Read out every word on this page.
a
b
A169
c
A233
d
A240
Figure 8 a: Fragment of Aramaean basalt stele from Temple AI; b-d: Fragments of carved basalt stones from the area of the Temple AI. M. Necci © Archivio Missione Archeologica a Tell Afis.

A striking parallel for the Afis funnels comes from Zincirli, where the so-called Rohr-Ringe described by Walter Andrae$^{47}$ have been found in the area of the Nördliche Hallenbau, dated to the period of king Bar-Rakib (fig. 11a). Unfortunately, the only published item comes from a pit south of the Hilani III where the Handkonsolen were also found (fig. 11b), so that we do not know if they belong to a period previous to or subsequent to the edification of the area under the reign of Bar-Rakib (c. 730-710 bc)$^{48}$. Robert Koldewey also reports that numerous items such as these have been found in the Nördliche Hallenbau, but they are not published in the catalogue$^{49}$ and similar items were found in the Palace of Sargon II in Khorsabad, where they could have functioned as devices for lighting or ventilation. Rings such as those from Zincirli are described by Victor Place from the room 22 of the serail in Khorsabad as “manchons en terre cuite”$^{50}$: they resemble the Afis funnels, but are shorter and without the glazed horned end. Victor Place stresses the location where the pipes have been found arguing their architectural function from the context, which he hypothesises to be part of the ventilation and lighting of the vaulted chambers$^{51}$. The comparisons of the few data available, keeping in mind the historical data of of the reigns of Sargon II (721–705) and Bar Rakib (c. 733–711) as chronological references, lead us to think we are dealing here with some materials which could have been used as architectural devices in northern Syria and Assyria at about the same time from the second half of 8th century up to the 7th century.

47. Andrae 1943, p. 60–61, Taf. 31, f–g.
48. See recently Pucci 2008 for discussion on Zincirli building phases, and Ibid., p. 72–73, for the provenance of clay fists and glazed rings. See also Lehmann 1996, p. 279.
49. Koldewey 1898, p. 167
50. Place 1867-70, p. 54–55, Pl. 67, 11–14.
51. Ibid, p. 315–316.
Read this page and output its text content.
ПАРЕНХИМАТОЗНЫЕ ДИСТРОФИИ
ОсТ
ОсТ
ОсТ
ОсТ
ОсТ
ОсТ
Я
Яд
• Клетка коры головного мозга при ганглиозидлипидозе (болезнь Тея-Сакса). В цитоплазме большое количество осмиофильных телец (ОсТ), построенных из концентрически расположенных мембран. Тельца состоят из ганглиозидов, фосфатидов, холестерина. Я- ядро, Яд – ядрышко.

• **STATED GOAL**
Work out how many lines of the data above hold the word "this", and write only the count.

• **WRITTEN SOLUTION**
2